*WHAT YOU SHOULD DO*: Pick every line with "image" from the material below.

*MATERIALS PROVIDED*:
START
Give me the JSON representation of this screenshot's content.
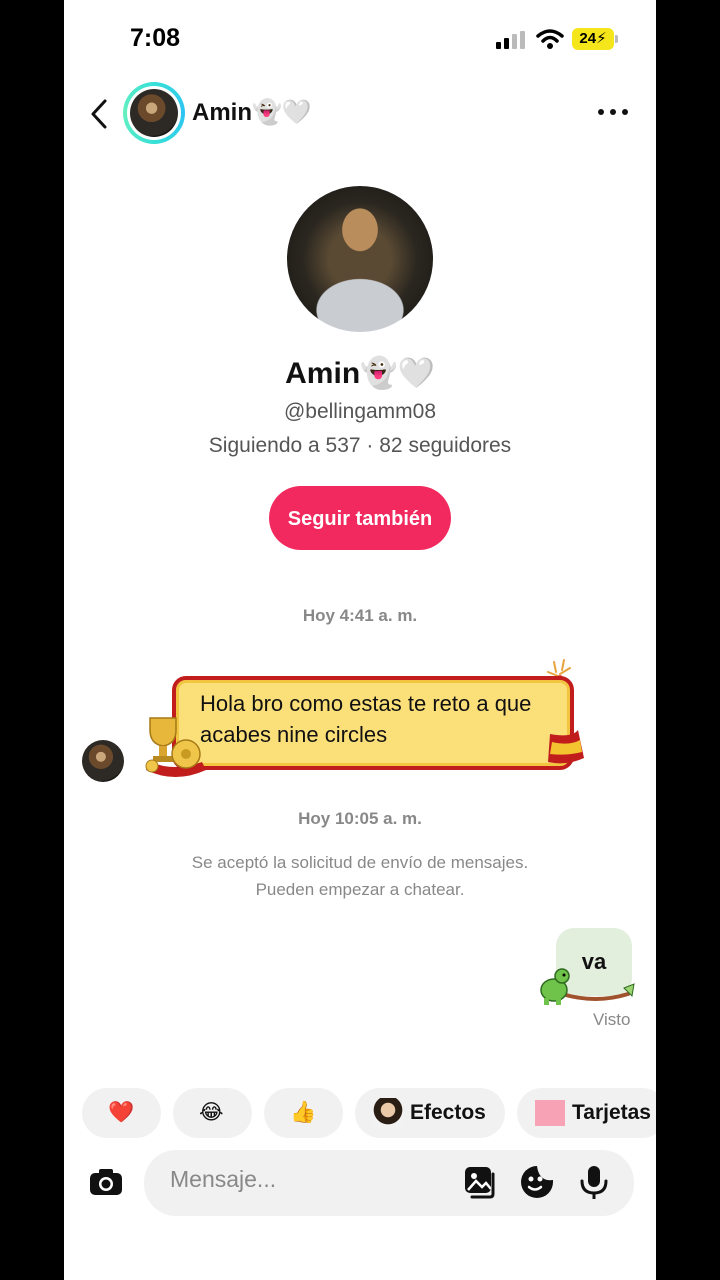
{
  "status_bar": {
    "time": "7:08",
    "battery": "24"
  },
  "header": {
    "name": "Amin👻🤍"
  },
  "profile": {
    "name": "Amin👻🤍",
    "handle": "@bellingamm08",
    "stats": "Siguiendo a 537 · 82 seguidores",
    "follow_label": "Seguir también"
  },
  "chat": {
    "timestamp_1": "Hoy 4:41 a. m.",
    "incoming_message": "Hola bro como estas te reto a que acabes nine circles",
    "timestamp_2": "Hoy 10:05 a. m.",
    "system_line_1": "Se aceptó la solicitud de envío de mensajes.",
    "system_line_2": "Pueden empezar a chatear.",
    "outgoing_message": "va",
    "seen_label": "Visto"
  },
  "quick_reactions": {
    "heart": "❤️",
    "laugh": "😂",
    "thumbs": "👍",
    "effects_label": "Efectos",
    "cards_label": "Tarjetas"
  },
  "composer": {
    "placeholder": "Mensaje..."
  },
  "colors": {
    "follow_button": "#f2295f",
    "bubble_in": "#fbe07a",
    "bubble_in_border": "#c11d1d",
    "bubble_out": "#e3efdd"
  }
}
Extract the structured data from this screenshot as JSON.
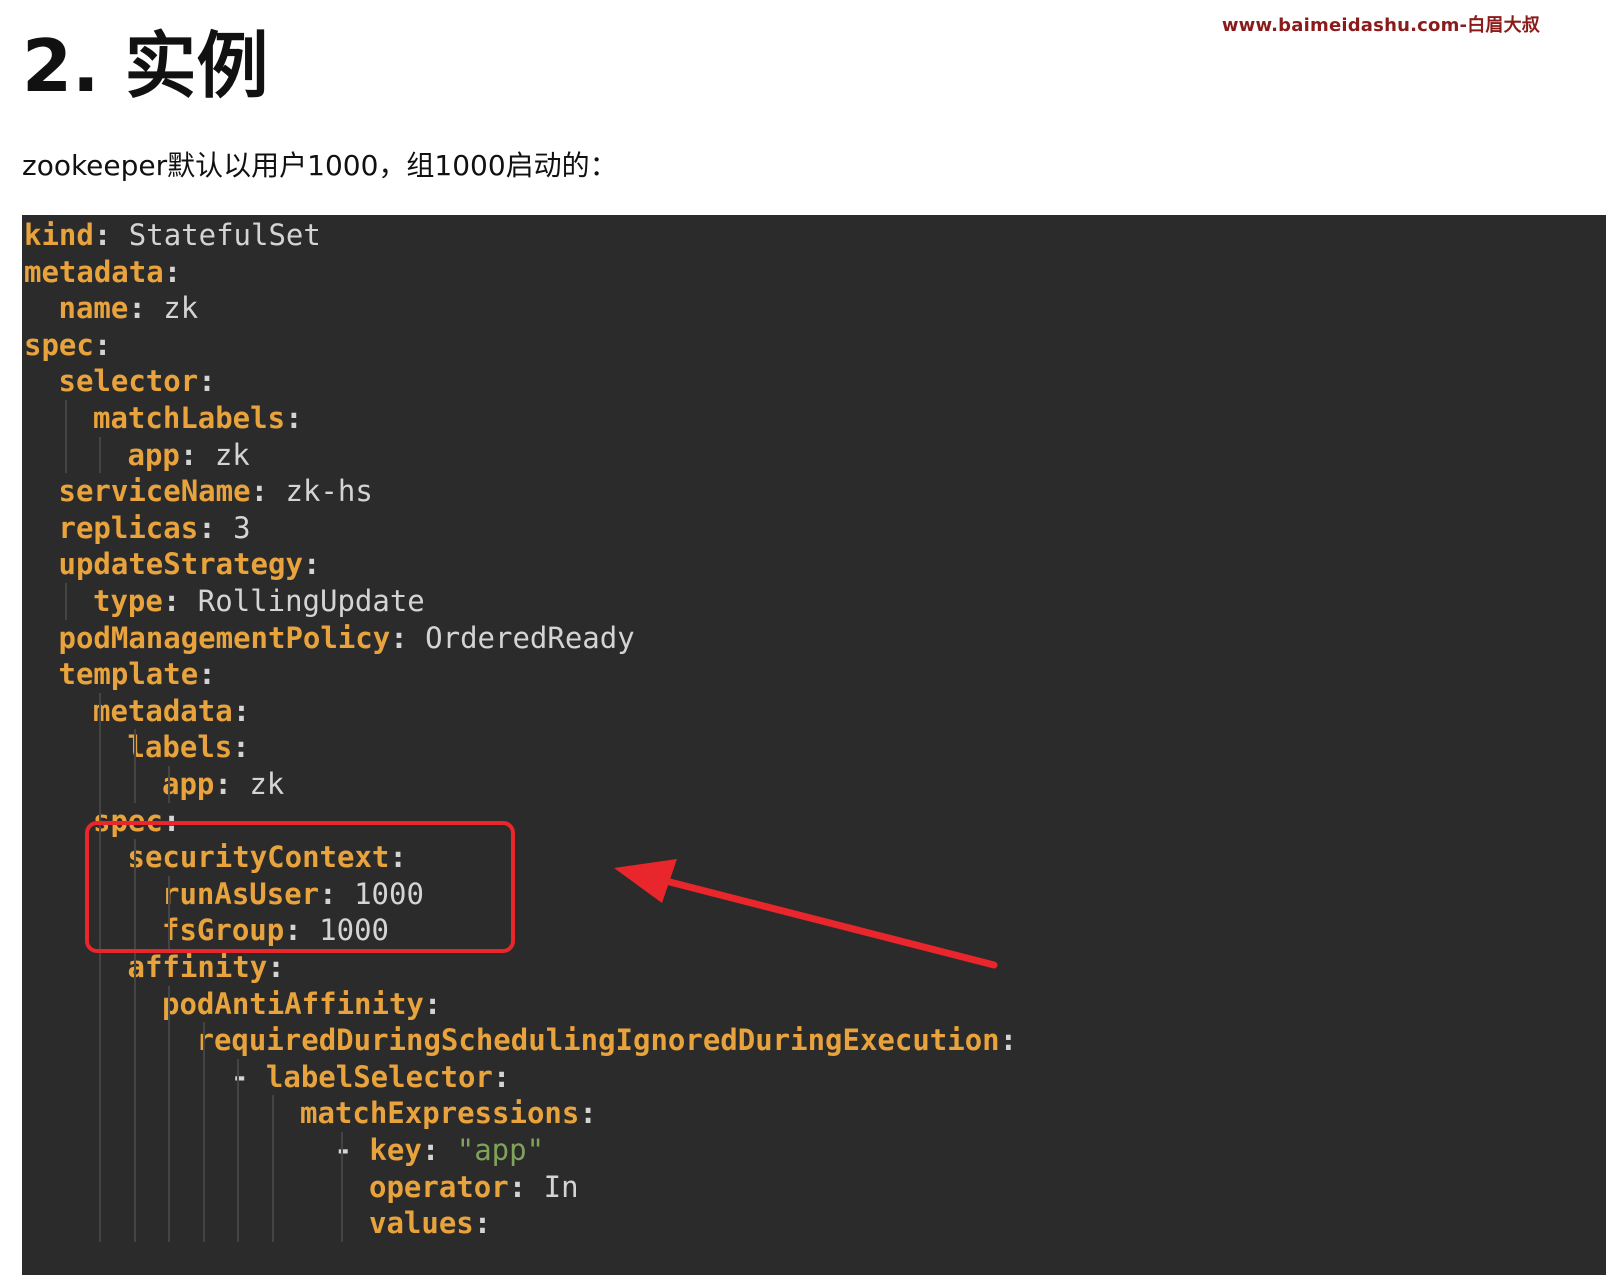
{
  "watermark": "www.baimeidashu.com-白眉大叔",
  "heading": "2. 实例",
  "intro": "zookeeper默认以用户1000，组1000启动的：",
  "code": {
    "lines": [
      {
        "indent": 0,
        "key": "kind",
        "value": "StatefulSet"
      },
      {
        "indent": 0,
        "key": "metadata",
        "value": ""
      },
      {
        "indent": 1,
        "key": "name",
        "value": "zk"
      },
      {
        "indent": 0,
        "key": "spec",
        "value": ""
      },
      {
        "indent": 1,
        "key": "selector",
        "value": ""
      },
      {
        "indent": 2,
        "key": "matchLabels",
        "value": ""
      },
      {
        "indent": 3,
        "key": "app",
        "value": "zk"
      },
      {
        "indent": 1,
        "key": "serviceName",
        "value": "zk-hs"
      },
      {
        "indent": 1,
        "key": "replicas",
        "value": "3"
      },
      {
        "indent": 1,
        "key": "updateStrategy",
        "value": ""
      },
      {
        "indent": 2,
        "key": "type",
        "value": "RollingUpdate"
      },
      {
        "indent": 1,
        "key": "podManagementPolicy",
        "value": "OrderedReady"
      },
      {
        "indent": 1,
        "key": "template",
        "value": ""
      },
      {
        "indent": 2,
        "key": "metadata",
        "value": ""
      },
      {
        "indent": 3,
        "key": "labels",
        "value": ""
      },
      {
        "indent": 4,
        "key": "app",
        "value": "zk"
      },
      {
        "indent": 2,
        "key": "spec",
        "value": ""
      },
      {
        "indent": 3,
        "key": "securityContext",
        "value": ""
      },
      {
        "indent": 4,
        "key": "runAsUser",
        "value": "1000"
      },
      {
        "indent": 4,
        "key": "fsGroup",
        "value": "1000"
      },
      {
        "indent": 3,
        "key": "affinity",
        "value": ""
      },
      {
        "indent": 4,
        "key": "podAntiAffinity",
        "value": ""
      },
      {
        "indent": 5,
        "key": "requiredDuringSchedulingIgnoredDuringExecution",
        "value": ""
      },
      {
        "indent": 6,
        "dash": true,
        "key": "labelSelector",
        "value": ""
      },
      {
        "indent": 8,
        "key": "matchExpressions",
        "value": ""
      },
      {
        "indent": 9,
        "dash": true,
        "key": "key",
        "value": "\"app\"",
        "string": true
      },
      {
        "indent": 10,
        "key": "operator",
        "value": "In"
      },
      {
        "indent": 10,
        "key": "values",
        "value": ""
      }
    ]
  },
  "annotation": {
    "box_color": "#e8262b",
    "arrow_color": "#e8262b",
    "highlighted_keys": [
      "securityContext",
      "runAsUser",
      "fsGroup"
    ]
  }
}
END
START
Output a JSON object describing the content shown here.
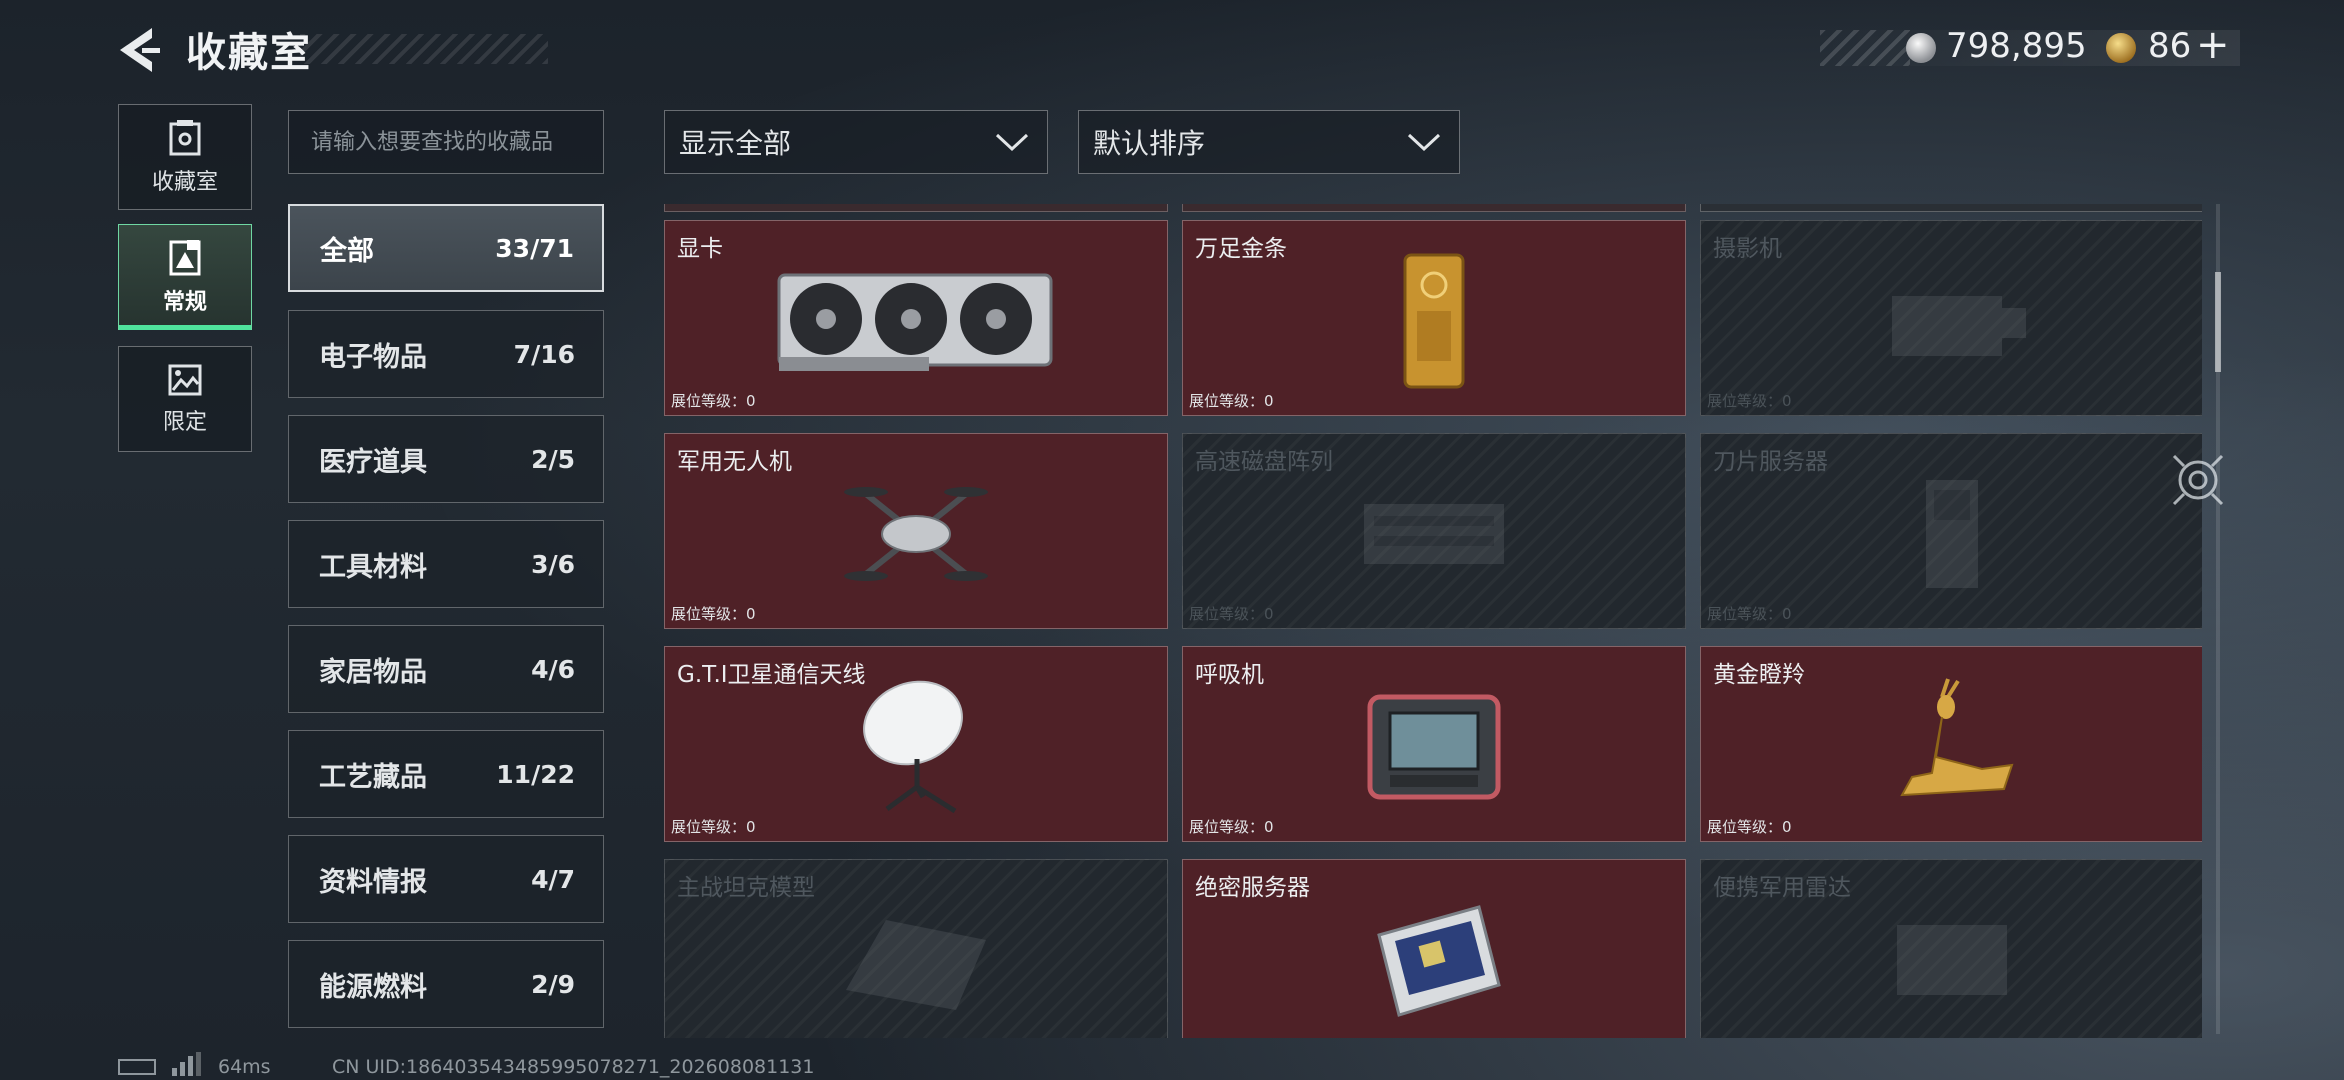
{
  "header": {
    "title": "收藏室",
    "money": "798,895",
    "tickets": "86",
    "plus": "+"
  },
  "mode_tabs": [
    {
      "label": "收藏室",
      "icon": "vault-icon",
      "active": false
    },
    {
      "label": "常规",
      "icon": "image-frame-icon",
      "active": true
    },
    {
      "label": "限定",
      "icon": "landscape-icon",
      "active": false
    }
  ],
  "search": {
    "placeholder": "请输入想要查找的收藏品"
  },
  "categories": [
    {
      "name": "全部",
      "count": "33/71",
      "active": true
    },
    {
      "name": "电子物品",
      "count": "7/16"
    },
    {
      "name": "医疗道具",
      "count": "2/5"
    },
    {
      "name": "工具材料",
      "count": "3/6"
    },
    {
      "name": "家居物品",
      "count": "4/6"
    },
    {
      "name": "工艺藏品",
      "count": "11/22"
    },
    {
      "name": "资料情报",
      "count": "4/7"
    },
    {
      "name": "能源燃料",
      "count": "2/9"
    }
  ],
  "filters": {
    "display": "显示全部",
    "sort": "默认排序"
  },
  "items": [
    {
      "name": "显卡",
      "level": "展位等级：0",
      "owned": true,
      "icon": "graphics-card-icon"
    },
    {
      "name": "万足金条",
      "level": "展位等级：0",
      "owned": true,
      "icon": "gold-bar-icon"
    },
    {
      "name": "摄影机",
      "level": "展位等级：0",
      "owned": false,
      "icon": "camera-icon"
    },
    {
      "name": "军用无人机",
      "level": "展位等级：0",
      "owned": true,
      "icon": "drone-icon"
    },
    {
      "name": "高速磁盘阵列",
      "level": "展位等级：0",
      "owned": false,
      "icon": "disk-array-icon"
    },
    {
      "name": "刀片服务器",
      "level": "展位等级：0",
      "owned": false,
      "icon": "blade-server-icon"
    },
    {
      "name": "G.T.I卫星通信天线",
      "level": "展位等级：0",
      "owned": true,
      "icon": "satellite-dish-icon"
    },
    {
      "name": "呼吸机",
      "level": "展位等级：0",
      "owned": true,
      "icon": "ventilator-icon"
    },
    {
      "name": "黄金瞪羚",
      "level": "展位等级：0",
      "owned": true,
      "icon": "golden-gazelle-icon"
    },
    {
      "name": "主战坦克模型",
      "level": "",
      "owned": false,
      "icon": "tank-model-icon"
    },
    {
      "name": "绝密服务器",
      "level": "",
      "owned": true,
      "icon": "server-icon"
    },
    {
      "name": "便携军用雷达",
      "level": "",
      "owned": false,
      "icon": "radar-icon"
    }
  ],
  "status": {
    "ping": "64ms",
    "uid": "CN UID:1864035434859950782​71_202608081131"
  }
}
END
START
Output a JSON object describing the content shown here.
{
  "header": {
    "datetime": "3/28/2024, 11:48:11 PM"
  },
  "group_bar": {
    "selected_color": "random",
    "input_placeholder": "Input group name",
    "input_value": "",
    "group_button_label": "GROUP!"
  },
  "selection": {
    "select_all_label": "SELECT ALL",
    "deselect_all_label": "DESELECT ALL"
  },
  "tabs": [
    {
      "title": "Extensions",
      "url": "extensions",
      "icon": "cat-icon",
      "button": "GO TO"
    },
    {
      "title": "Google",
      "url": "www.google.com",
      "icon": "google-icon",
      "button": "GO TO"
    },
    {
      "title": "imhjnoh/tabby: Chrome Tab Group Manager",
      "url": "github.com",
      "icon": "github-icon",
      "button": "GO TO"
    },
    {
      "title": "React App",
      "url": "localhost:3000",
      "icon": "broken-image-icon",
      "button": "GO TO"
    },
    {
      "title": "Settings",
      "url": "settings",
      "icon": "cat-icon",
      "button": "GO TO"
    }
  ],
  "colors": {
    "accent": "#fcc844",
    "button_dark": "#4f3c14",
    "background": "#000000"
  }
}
END
*PROBLEM SOLUTION*:
      "icon": "image-frame-icon",
      "icon": "broken-image-icon",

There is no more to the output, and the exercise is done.